* Your goal:
Every line of the data must be copied exactly.

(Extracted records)
▽

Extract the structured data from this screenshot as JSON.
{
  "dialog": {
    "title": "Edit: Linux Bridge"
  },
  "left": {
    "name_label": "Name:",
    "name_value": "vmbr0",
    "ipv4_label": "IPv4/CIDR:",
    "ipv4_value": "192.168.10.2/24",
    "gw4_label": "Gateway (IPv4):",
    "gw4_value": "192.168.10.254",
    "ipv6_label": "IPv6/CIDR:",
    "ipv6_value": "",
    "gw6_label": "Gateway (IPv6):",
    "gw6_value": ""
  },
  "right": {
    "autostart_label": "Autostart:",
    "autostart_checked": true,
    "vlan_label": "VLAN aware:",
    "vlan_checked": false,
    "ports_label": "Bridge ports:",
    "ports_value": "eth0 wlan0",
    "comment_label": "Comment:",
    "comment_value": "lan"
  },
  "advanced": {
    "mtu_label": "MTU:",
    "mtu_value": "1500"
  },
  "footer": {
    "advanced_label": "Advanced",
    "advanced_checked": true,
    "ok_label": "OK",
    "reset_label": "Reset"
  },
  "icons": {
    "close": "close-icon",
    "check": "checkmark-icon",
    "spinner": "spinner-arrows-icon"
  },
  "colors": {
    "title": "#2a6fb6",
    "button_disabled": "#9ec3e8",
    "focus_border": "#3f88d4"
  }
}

△

* Response:
Extract the structured data from this screenshot as JSON.
{
  "dialog": {
    "title": "Edit: Linux Bridge"
  },
  "left": {
    "name_label": "Name:",
    "name_value": "vmbr0",
    "ipv4_label": "IPv4/CIDR:",
    "ipv4_value": "192.168.10.2/24",
    "gw4_label": "Gateway (IPv4):",
    "gw4_value": "192.168.10.254",
    "ipv6_label": "IPv6/CIDR:",
    "ipv6_value": "",
    "gw6_label": "Gateway (IPv6):",
    "gw6_value": ""
  },
  "right": {
    "autostart_label": "Autostart:",
    "autostart_checked": true,
    "vlan_label": "VLAN aware:",
    "vlan_checked": false,
    "ports_label": "Bridge ports:",
    "ports_value": "eth0 wlan0",
    "comment_label": "Comment:",
    "comment_value": "lan"
  },
  "advanced": {
    "mtu_label": "MTU:",
    "mtu_value": "1500"
  },
  "footer": {
    "advanced_label": "Advanced",
    "advanced_checked": true,
    "ok_label": "OK",
    "reset_label": "Reset"
  },
  "icons": {
    "close": "close-icon",
    "check": "checkmark-icon",
    "spinner": "spinner-arrows-icon"
  },
  "colors": {
    "title": "#2a6fb6",
    "button_disabled": "#9ec3e8",
    "focus_border": "#3f88d4"
  }
}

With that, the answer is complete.